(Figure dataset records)
__________

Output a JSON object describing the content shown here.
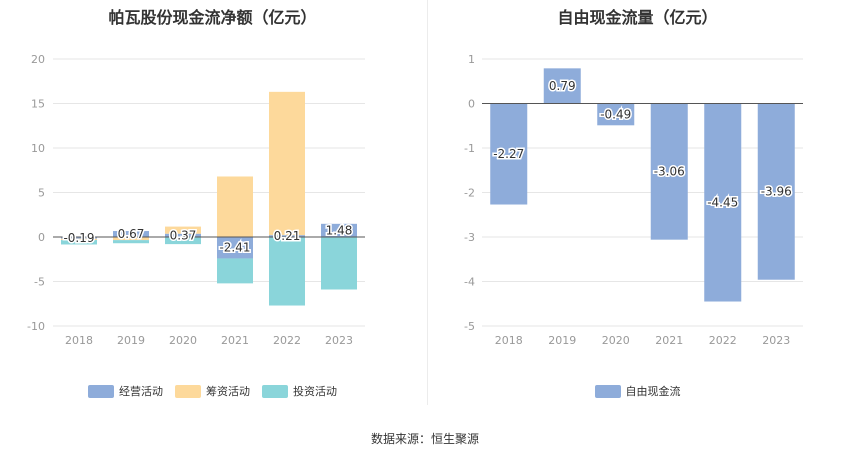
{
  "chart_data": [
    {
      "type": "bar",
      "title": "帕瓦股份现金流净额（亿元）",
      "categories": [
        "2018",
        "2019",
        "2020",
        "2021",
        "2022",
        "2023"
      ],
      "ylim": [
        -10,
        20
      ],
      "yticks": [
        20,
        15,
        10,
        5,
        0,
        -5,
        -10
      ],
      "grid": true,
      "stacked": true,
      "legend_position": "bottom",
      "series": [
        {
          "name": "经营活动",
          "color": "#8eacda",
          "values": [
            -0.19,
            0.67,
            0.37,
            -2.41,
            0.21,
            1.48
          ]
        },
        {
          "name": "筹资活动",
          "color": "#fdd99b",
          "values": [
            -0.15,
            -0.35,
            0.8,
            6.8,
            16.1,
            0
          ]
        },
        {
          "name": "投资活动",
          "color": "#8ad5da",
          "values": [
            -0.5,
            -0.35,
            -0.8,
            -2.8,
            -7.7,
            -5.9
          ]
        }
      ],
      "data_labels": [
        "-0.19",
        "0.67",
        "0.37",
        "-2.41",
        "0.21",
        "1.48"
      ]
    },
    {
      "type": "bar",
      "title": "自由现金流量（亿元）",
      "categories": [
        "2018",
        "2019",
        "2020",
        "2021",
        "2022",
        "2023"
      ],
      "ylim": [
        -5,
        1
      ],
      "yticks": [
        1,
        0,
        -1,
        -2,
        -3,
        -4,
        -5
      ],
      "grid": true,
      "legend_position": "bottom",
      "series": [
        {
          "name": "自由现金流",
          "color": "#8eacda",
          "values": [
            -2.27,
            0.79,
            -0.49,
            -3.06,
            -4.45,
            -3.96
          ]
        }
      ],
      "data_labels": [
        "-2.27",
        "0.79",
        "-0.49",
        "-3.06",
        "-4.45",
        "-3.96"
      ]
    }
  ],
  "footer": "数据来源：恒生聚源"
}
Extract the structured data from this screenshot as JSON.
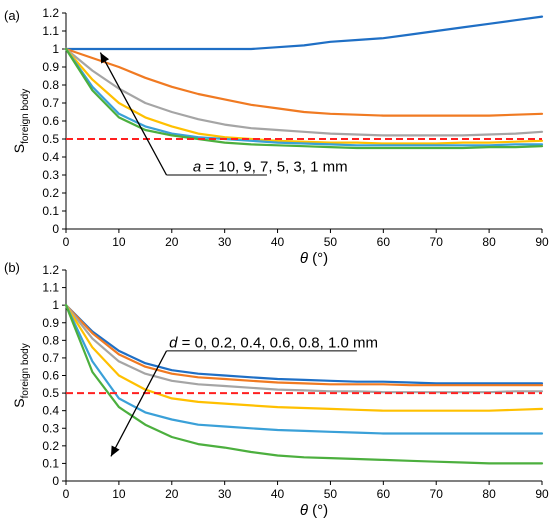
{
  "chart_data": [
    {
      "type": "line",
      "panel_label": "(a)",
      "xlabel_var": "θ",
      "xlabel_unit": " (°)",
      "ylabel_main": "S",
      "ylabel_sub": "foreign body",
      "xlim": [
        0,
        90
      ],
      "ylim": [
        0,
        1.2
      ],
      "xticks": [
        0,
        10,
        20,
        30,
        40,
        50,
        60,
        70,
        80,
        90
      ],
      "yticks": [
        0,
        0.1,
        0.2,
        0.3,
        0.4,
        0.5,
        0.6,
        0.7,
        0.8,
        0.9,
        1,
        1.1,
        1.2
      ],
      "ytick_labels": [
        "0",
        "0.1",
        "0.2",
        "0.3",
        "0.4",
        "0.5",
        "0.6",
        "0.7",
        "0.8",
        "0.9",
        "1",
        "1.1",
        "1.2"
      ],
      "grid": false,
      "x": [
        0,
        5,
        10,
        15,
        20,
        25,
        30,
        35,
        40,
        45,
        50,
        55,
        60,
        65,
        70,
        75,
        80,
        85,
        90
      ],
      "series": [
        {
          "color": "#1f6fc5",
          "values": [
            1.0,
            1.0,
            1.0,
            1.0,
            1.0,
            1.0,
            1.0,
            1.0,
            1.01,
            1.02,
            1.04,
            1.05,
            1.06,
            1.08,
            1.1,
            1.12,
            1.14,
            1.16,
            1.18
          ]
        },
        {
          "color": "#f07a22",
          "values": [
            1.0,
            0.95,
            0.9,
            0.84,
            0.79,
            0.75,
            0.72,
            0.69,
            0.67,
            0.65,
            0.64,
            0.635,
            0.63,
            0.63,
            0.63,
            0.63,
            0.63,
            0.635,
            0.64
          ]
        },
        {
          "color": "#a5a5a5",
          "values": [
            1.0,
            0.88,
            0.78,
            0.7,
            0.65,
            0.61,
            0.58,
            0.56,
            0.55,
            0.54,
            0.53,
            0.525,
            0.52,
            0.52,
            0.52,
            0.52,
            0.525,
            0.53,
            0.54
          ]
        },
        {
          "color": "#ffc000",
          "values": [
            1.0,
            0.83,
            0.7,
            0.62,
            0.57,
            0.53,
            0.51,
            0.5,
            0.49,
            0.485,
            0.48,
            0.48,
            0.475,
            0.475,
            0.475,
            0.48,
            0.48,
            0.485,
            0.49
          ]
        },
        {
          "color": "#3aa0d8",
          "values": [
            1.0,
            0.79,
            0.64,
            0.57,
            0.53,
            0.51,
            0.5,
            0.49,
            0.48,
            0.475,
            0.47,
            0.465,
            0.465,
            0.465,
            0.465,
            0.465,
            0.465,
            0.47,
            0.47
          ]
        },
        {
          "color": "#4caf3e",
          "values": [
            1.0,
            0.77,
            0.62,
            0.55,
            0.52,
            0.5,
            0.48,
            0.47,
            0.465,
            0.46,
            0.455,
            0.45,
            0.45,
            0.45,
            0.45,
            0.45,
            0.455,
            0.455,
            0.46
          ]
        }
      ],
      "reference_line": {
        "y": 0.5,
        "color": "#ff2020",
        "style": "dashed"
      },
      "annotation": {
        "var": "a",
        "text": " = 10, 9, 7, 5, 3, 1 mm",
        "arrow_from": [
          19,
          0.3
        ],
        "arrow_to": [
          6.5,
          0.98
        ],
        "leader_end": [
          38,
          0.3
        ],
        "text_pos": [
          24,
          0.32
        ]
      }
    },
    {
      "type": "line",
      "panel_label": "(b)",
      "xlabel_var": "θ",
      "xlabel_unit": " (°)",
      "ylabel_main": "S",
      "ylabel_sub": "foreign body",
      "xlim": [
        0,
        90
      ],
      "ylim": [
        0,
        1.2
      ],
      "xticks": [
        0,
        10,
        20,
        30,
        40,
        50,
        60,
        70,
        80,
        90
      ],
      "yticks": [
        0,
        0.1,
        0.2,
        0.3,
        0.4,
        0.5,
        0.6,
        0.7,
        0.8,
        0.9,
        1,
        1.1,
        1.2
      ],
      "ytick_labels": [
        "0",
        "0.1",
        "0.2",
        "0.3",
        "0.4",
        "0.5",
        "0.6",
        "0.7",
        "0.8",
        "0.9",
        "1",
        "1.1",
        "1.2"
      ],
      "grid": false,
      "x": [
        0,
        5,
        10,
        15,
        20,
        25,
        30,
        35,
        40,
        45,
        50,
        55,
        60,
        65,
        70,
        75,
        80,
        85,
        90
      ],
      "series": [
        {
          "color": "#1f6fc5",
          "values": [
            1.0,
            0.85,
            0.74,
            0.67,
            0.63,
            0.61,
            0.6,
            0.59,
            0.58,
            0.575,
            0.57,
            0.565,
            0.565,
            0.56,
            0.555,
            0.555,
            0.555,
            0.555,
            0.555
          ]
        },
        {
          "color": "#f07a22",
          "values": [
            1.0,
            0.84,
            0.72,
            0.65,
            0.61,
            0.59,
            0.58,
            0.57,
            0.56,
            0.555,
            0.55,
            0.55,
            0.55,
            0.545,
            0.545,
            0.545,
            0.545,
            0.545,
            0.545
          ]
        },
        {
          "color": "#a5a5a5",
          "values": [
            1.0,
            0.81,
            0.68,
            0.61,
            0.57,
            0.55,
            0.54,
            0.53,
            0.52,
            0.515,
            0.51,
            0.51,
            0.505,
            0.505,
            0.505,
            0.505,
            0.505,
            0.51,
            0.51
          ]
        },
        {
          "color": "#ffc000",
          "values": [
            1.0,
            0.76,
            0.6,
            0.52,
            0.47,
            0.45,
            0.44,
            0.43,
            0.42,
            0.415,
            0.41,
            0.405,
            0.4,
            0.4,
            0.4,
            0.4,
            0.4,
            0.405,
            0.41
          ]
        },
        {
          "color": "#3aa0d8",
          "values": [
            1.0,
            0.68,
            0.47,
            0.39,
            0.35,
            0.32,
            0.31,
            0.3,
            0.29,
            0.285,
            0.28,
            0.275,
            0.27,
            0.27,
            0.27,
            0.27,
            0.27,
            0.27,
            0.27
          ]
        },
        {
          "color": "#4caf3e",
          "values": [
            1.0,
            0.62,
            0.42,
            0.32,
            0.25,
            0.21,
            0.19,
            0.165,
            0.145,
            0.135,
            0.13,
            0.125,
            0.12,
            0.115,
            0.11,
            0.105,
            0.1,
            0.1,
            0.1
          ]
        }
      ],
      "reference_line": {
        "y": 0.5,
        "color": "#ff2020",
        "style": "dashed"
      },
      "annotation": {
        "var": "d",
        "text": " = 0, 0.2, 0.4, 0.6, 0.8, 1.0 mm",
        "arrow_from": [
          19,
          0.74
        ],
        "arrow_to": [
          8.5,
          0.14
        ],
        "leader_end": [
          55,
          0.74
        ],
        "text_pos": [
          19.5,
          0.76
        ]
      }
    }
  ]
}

__________

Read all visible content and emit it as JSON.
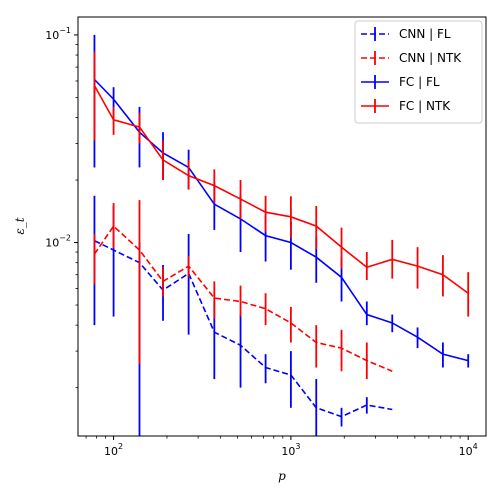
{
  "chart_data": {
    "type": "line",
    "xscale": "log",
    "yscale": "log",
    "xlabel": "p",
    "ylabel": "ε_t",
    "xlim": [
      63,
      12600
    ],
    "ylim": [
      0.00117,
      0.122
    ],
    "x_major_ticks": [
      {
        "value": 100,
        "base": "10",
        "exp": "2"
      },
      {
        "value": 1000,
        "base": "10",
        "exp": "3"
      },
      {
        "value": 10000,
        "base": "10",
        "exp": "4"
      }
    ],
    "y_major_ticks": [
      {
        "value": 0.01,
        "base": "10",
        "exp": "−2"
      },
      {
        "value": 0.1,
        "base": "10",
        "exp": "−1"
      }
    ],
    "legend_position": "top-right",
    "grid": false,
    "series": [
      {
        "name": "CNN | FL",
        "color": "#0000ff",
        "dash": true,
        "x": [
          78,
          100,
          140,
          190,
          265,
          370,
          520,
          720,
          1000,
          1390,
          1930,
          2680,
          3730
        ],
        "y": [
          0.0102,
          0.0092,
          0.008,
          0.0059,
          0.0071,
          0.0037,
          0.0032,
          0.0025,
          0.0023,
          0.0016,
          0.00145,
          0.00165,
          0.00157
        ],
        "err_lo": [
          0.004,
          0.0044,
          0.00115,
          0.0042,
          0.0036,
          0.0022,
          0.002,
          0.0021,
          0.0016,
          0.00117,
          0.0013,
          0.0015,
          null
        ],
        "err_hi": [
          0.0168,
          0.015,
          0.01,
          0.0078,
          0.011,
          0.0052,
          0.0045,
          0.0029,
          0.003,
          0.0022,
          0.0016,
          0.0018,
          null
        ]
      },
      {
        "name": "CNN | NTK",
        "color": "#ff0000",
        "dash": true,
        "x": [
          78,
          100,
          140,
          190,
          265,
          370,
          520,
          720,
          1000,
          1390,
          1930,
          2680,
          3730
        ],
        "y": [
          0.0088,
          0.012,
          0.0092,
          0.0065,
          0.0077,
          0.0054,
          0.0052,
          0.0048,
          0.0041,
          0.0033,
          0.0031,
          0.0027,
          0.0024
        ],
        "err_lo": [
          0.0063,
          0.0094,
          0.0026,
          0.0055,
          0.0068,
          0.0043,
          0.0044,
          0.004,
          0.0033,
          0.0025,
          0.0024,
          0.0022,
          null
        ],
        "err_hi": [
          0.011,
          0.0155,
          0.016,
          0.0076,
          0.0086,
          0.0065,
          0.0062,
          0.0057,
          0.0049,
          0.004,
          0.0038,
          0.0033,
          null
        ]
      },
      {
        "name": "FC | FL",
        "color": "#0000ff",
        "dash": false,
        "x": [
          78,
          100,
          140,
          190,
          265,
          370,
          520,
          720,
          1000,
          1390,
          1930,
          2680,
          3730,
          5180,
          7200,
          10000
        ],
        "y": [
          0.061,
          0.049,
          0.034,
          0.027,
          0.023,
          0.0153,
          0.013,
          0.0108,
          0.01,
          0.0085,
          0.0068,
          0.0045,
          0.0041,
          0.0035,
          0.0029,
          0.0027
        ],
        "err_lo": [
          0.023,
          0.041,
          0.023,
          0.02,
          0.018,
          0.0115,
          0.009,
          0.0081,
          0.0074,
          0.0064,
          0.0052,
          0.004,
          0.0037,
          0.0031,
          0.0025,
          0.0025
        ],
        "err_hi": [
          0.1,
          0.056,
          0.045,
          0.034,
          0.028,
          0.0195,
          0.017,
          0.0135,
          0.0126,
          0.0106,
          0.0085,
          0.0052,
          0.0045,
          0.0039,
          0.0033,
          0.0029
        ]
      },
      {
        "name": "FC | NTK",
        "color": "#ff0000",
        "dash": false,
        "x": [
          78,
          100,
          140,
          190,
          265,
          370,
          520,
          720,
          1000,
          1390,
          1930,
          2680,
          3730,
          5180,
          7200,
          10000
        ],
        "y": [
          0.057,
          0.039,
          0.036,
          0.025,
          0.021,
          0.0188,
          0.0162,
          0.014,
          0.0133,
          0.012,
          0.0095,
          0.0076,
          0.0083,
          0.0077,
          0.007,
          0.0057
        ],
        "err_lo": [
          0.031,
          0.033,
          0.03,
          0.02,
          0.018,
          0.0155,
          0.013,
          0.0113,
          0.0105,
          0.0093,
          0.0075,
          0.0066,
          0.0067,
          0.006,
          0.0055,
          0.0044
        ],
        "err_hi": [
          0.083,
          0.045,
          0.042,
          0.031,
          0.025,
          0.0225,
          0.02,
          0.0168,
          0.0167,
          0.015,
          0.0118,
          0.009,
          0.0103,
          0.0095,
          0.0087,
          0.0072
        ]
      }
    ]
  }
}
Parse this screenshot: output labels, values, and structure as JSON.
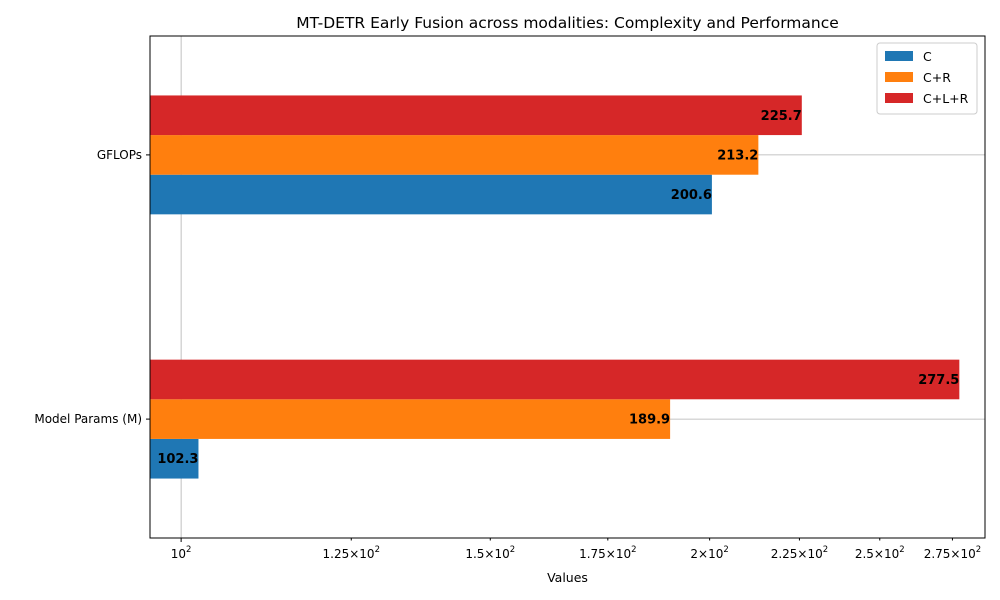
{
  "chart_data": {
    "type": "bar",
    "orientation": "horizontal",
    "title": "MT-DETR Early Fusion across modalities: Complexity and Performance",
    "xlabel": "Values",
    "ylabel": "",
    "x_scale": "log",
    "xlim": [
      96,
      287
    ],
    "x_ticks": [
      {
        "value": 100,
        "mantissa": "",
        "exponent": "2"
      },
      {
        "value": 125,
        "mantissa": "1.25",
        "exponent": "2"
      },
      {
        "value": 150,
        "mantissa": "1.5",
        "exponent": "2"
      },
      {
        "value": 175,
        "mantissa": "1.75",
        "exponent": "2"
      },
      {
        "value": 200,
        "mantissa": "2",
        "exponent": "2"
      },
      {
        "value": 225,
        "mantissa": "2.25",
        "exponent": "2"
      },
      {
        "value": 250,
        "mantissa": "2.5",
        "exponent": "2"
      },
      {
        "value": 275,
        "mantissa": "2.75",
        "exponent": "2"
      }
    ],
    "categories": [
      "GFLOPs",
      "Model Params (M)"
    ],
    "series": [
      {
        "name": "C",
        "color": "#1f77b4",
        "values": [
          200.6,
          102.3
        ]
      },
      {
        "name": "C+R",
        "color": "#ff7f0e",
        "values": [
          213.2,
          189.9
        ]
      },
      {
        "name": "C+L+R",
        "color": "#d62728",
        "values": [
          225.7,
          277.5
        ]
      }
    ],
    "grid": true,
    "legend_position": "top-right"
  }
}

__________

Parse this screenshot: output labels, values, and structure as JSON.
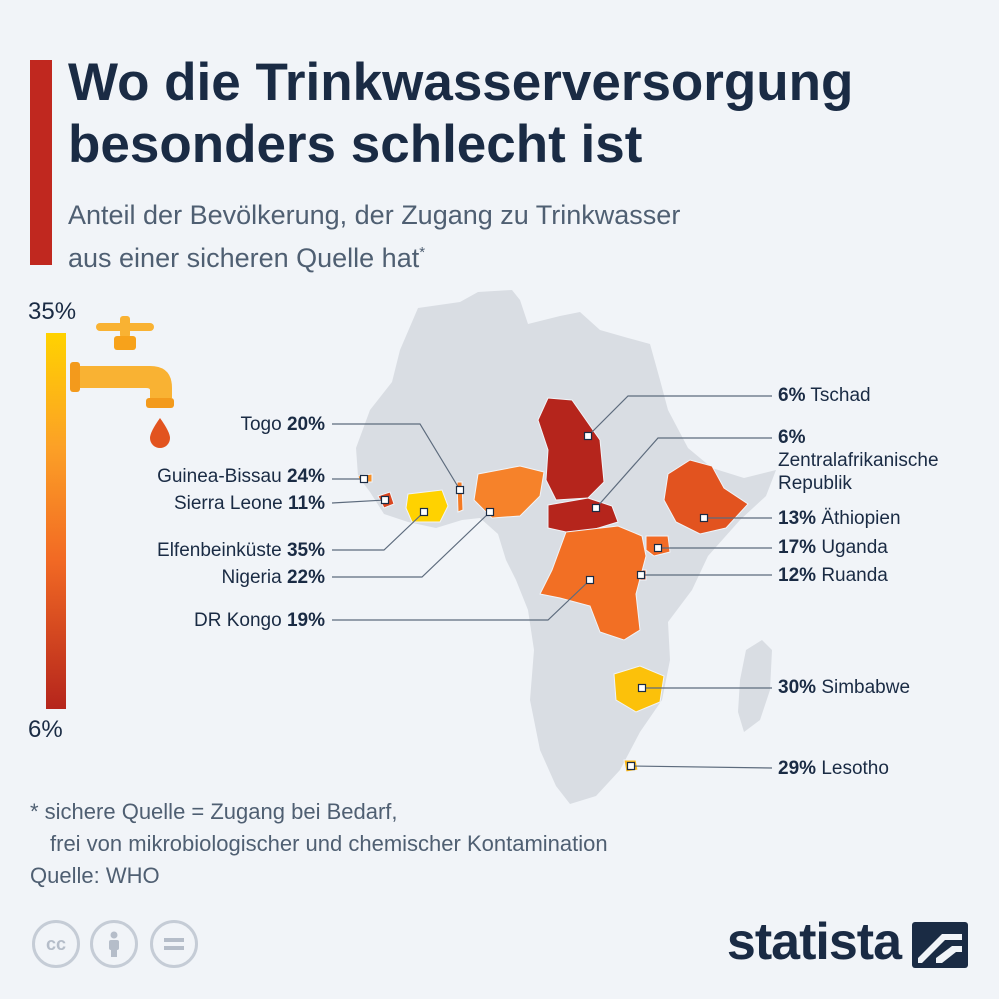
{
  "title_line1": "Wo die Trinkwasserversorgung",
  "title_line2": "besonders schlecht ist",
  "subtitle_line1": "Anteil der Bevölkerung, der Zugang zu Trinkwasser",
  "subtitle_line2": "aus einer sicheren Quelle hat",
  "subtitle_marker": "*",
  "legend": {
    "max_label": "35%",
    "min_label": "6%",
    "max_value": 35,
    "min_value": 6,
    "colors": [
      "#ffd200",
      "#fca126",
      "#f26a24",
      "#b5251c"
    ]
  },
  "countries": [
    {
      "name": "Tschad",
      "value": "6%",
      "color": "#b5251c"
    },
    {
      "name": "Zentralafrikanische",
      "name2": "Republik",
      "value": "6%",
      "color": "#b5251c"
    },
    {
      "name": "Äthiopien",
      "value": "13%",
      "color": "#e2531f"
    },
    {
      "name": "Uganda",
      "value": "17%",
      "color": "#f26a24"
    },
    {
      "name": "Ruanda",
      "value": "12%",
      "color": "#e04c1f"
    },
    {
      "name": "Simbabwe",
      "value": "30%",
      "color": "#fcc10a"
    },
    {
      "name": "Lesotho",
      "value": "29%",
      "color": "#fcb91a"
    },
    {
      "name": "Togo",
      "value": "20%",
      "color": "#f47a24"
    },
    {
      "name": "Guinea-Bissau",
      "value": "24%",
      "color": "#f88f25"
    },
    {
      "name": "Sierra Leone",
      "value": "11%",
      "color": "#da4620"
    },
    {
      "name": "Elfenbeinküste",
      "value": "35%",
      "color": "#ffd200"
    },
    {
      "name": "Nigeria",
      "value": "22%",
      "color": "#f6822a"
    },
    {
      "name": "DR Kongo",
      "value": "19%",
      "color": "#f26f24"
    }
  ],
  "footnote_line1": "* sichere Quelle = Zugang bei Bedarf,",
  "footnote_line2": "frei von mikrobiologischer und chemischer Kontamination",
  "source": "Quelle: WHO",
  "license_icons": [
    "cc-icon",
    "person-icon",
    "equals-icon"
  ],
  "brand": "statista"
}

__________

- _WORK REQUIRED_
What is the number of lines above that hold the string "content"? Answer with that number alone.

- _RESPONSE_
2